-------- EXERCISE TEXT --------
The push to cancel rent in New York is intensifying, as millions of tenants grapple with financial hardship wrought by COVID-19. On the state level, senate legislation to waive rent payments for the next three months now has sixteen co-sponsors, including the backing of one GOP lawmaker. A companion bill will soon be introduced in the Assembly.

But with one week until most rents are due, the sweeping proposal is still missing the support of one crucial figure: Governor Andrew Cuomo.

According to multiple lawmakers who spoke to Gothamist, the governor has been essentially absent from discussions on the legislation, which was first proposed by Queens State Senator Mike Gianaris last week. And Cuomo has yet to indicate that he will order a similar measure through executive action, as some legislators say they prefer.

"The governor is dealing with a lot right now," Gianaris, the deputy majority leader, told Gothamist on Tuesday. "But it's a matter of getting it up high enough on his radar because this is incredibly important and we are running out of time."

The legislation would suspend rent payments for 90 days for residential and small business commercial tenants experiencing financial hardship due to the public health crisis, while waiving mortgage payments over the same period for some landlords. A state regulatory body would set parameters on who qualifies.

Several lawmakers who have not yet co-sponsored the bill told Gothamist on Tuesday that they'd vote for the measure, including Joseph Addabbo, Leroy Comrie, Simcha Felder, Liz Krueger, Gustavo Rivera, James Sanders, and Luis Sepúlveda. Republican Senator Rich Funke is a co-sponsor.

State Senator Julia Salazar, another co-sponsor, said the legislation had quickly attracted broad support in Albany and among the electorate. "The only thing I can imagine preventing this bill from being passed is the governor," she said. "Other people know what time it is, and know this is necessary."

Another lawmaker, who asked not to be named for fear of angering the governor, said there had not been "substantive conversations" between senators and Cuomo's office.

A spokesperson for the Governor's Office did not respond to Gothamist's inquiries about whether the governor supports the bill.

While Cuomo said last week that New York homeowners impacted by COVID-19 will be able to stop paying their mortgages for 90 days, he has not extended similar relief to tenants. On Sunday, the governor claimed that he "took care of the rent issue" through a statewide suspension of eviction proceedings and pending eviction orders.

But Ellen Davidson, a staff attorney for the Legal Aid Society, said the move is nowhere near sufficient. She predicted that tens or hundreds of thousands of New Yorkers could face eviction once the moratorium is lifted and they're forced to pay back their rents.

"The eviction stay, while welcome, is the quiet before the storm," she said. "If thousands of people no longer have homes it’s going to lead to a humanitarian crisis that we haven’t seen in my lifetime."
-------- EXERCISE DATA --------
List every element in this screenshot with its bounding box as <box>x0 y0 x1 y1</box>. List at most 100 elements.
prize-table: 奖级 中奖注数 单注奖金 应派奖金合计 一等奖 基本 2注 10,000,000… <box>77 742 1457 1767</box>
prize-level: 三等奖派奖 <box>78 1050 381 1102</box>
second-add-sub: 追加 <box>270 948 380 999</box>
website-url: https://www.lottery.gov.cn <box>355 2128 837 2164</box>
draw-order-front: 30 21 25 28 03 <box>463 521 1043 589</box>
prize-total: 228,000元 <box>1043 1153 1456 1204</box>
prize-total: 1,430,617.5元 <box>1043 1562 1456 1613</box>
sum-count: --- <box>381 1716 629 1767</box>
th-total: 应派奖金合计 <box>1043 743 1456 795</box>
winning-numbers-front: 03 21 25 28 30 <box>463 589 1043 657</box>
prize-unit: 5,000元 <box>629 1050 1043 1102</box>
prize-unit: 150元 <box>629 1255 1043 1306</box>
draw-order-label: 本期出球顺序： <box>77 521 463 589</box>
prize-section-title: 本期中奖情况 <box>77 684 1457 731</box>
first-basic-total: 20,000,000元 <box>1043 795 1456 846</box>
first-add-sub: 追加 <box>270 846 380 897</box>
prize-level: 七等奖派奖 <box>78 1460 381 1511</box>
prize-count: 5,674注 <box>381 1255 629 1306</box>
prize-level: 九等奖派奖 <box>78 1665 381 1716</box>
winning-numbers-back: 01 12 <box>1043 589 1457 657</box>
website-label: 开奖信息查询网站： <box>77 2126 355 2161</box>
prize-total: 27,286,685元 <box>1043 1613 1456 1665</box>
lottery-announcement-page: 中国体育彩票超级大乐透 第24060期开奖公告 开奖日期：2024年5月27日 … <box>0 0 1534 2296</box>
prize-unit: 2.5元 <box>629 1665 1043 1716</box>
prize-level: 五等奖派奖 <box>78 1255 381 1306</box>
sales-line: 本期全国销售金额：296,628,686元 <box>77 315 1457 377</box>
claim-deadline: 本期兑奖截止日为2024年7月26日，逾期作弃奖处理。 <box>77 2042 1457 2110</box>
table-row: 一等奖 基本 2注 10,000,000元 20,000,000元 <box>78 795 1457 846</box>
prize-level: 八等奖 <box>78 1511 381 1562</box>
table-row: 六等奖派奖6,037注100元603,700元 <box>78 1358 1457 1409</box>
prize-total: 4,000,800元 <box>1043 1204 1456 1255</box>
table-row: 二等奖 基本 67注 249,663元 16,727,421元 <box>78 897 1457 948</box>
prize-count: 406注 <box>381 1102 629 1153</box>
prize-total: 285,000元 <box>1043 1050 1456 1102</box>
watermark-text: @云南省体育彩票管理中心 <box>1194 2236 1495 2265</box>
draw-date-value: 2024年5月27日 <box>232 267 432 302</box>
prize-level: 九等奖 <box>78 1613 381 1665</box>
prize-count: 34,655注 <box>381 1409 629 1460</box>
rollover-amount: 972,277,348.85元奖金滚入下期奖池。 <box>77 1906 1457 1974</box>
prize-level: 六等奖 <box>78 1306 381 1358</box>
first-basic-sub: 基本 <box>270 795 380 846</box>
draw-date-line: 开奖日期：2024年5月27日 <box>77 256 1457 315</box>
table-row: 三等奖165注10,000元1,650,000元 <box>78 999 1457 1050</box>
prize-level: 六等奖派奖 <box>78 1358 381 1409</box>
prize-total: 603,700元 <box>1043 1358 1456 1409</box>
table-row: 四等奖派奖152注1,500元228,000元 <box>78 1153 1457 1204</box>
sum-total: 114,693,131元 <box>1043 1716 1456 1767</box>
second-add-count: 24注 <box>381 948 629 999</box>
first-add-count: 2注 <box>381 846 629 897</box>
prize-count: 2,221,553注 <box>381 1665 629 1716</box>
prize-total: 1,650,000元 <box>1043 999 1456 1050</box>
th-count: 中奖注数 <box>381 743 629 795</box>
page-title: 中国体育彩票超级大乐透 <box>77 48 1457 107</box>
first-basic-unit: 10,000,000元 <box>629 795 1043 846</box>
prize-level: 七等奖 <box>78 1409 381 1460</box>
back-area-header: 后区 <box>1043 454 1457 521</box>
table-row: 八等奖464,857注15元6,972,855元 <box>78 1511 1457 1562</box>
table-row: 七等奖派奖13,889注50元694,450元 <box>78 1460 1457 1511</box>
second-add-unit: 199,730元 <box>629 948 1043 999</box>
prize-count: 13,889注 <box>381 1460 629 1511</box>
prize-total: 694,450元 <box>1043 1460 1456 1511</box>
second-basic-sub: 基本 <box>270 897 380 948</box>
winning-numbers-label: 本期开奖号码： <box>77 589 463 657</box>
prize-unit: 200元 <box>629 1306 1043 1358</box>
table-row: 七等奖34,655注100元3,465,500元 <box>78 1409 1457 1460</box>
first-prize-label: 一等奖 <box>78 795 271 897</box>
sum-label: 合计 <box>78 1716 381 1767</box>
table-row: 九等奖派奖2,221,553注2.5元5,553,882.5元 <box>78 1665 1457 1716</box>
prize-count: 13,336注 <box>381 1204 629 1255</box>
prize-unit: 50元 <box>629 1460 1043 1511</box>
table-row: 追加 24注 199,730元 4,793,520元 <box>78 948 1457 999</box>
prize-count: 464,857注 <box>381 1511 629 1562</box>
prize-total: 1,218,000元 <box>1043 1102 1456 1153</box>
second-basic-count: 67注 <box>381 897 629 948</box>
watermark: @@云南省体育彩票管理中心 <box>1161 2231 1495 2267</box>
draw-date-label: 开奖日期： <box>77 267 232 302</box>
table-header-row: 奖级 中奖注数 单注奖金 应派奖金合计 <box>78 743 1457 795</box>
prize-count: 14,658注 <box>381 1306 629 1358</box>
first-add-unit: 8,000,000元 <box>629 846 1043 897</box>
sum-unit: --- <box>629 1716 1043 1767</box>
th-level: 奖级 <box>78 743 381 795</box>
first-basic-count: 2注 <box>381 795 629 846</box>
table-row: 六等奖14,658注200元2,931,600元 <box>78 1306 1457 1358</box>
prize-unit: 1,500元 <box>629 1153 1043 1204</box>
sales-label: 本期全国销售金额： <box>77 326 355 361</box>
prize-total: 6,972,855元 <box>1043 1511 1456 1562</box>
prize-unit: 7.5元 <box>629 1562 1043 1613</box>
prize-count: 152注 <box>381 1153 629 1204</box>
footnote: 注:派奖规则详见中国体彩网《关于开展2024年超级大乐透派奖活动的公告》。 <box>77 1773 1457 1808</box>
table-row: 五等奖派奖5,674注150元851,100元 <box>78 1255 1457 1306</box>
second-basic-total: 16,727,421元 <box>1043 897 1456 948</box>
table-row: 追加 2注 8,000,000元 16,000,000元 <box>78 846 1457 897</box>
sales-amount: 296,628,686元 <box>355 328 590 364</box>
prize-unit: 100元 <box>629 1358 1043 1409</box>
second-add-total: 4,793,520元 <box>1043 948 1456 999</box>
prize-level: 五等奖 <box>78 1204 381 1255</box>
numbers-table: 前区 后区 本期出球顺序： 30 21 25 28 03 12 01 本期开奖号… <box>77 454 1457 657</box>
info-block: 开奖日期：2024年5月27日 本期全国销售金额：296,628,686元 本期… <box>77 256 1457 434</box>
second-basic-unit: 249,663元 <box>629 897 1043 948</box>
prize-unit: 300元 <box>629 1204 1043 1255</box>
--------
» WORK ORDER
Answer these questions using the article on canceling rent in New York:
(a) For how many days would the legislation suspend rent payments?
(b) Which Republican senator is a co-sponsor of the bill?
(c) What organization employs Ellen Davidson as a staff attorney?

» SOLUTION BELOW
(a) 90 days
(b) Rich Funke
(c) The Legal Aid Society